→ **INSTRUCTIONS FOR THE TASK**:
Please copy every line of the records below that holds the word "pictures".

>> Start RECORDS FOR THIS TASK

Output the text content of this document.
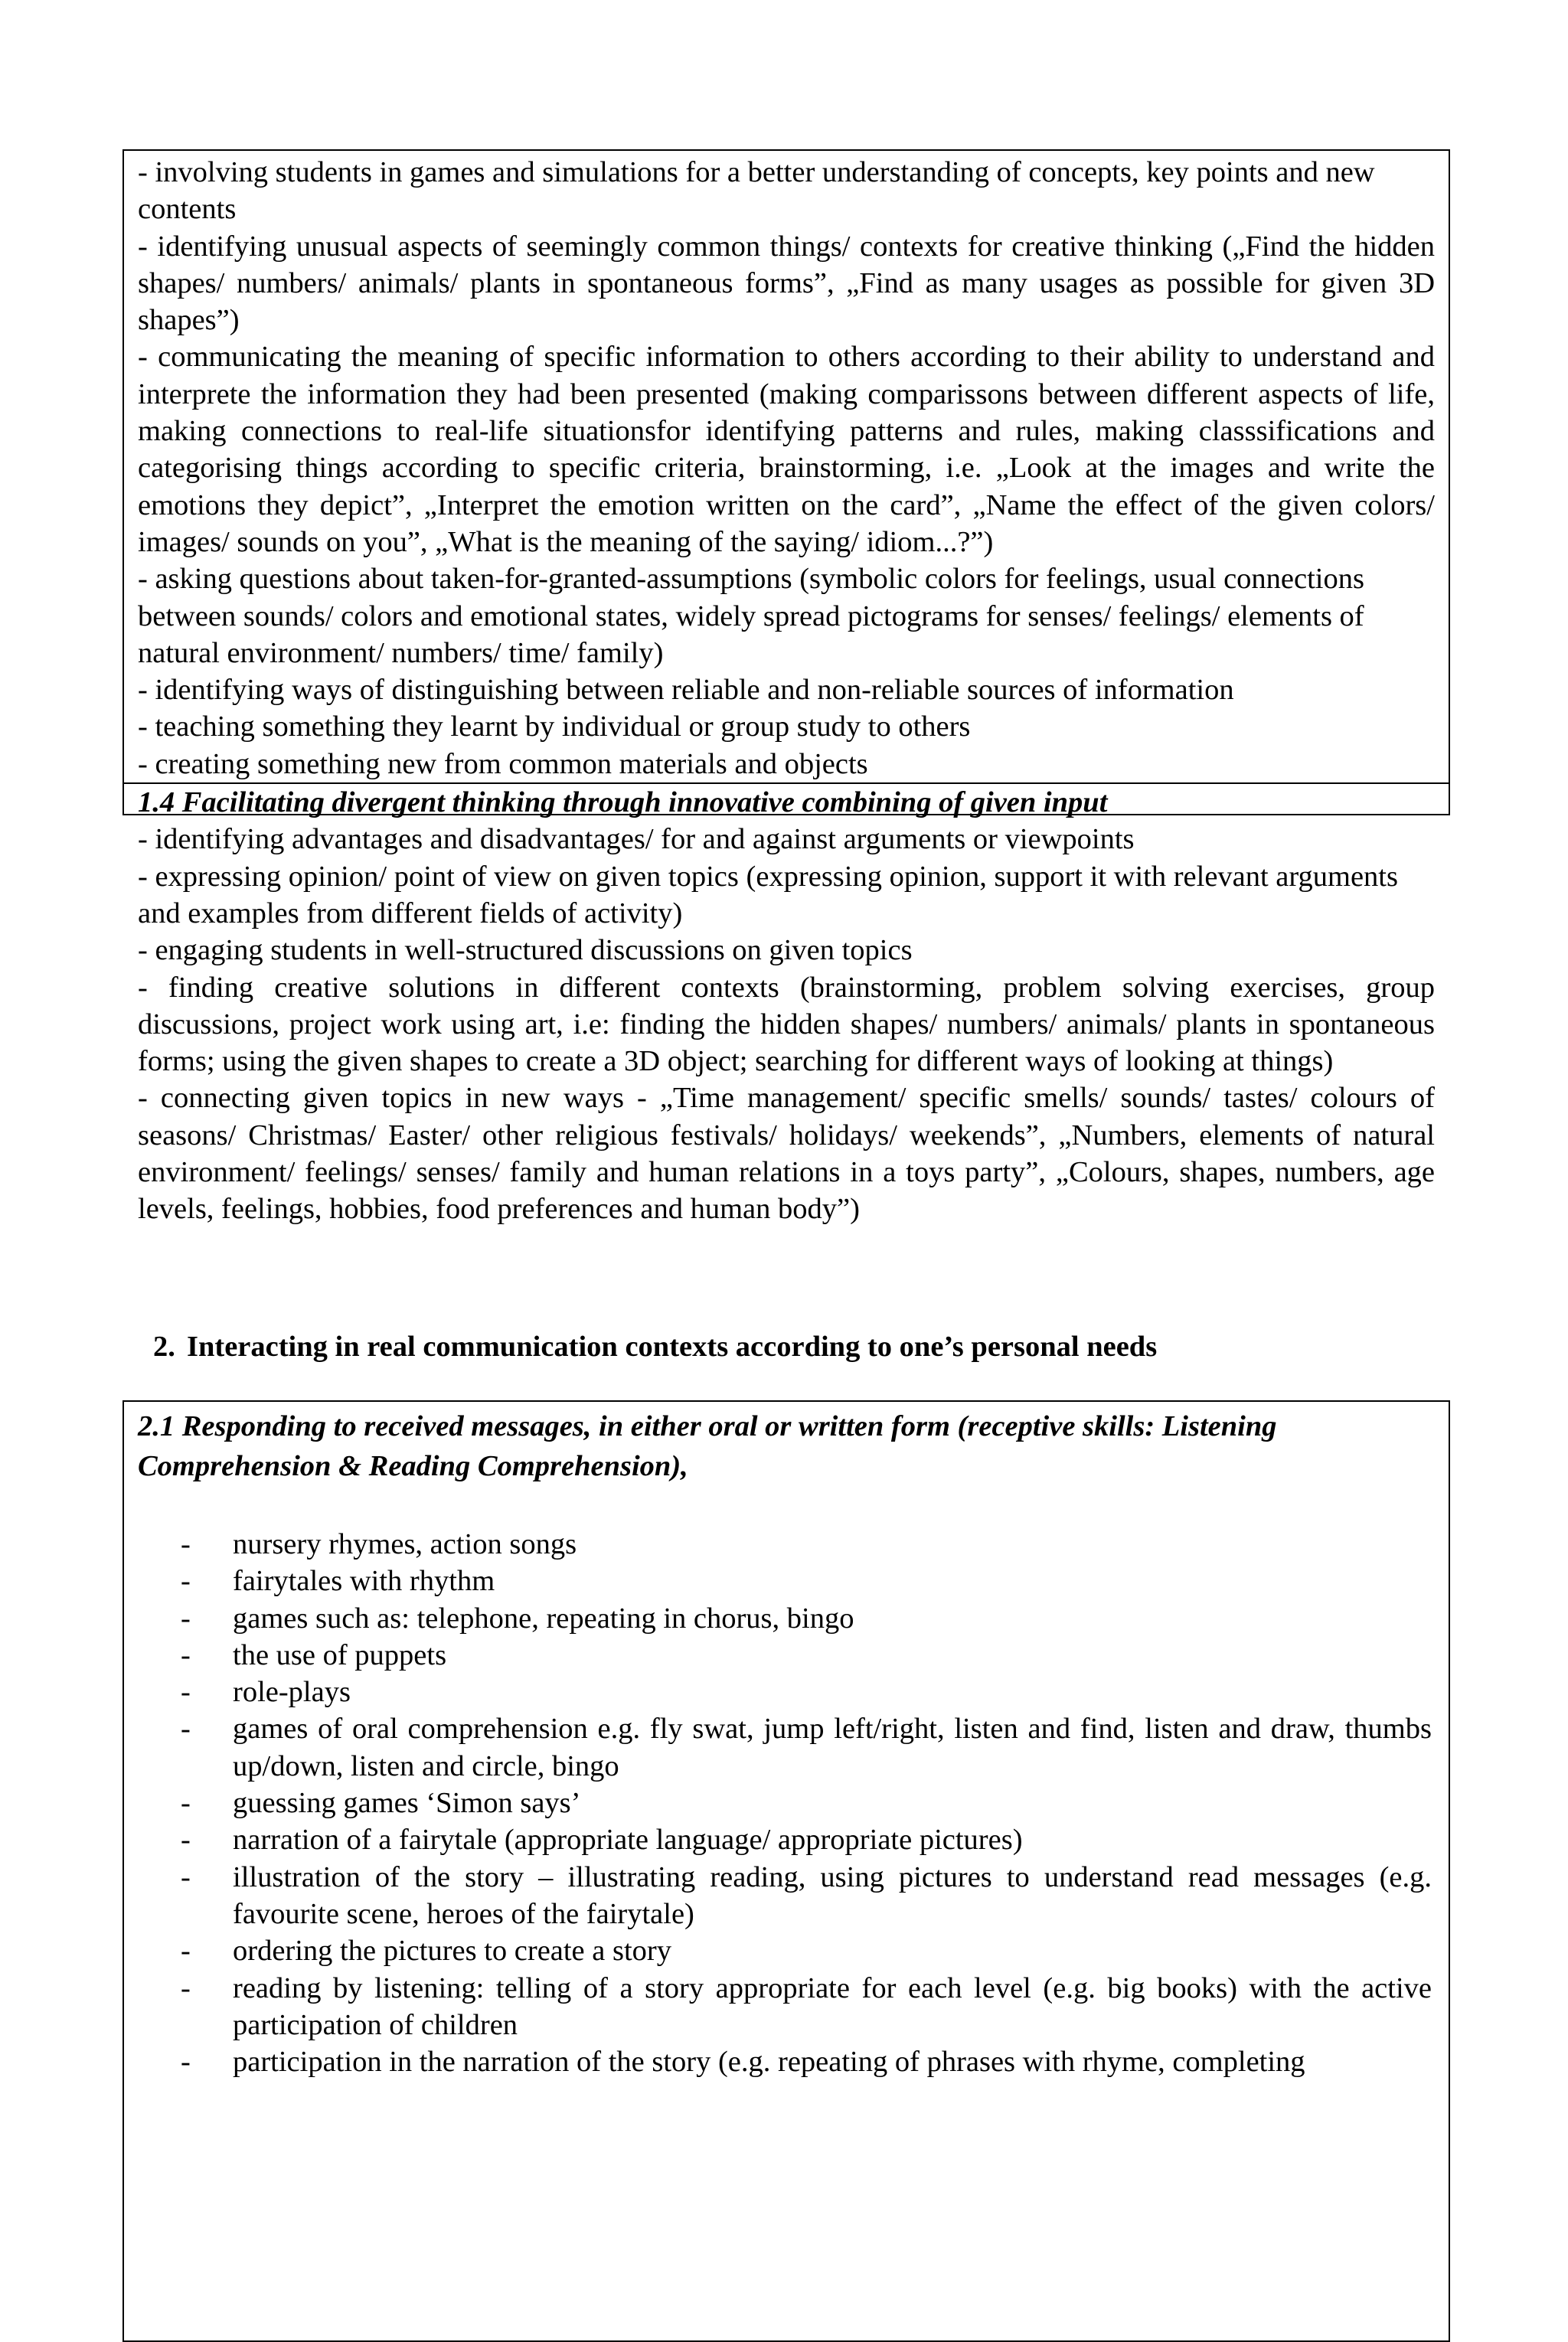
- involving students in games and simulations for a better understanding of concepts, key points and new contents

- identifying unusual aspects of seemingly common things/ contexts for creative thinking („Find the hidden shapes/ numbers/ animals/ plants in spontaneous forms”, „Find as many usages as possible for given 3D shapes”)

- communicating the meaning of specific information to others according to their ability to understand and interprete the information they had been presented (making comparissons between different aspects of life, making connections to real-life situationsfor identifying patterns and rules, making classsifications and categorising things according to specific criteria, brainstorming, i.e. „Look at the images and write the emotions they depict”, „Interpret the emotion written on the card”, „Name the effect of the given colors/ images/ sounds on you”, „What is the meaning of the saying/ idiom...?”)

- asking questions about taken-for-granted-assumptions (symbolic colors for feelings, usual connections between sounds/ colors and emotional states, widely spread pictograms for senses/ feelings/ elements of natural environment/ numbers/ time/ family)

- identifying ways of distinguishing between reliable and non-reliable sources of information

- teaching something they learnt by individual or group study to others

- creating something new from common materials and objects

1.4 Facilitating divergent thinking through innovative combining of given input

- identifying advantages and disadvantages/ for and against arguments or viewpoints

- expressing opinion/ point of view on given topics (expressing opinion, support it with relevant arguments and examples from different fields of activity)

- engaging students in well-structured discussions on given topics

- finding creative solutions in different contexts (brainstorming, problem solving exercises, group discussions, project work using art, i.e: finding the hidden shapes/ numbers/ animals/ plants in spontaneous forms; using the given shapes to create a 3D object; searching for different ways of looking at things)

- connecting given topics in new ways - „Time management/ specific smells/ sounds/ tastes/ colours of seasons/ Christmas/ Easter/ other religious festivals/ holidays/ weekends”, „Numbers, elements of natural environment/ feelings/ senses/ family and human relations in a toys party”, „Colours, shapes, numbers, age levels, feelings, hobbies, food preferences and human body”)

2. Interacting in real communication contexts according to one’s personal needs

2.1 Responding to received messages, in either oral or written form (receptive skills: Listening Comprehension & Reading Comprehension),

- nursery rhymes, action songs
- fairytales with rhythm
- games such as: telephone, repeating in chorus, bingo
- the use of puppets
- role-plays
- games of oral comprehension e.g. fly swat, jump left/right, listen and find, listen and draw, thumbs up/down, listen and circle, bingo
- guessing games ‘Simon says’
- narration of a fairytale (appropriate language/ appropriate pictures)
- illustration of the story – illustrating reading, using pictures to understand read messages (e.g. favourite scene, heroes of the fairytale)
- ordering the pictures to create a story
- reading by listening: telling of a story appropriate for each level (e.g. big books) with the active participation of children
- participation in the narration of the story (e.g. repeating of phrases with rhyme, completing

>> End RECORDS FOR THIS TASK

→ **COMPLETE ANSWER**:
- narration of a fairytale (appropriate language/ appropriate pictures)
- illustration of the story – illustrating reading, using pictures to understand read messages (e.g. favourite scene, heroes of the fairytale)
- ordering the pictures to create a story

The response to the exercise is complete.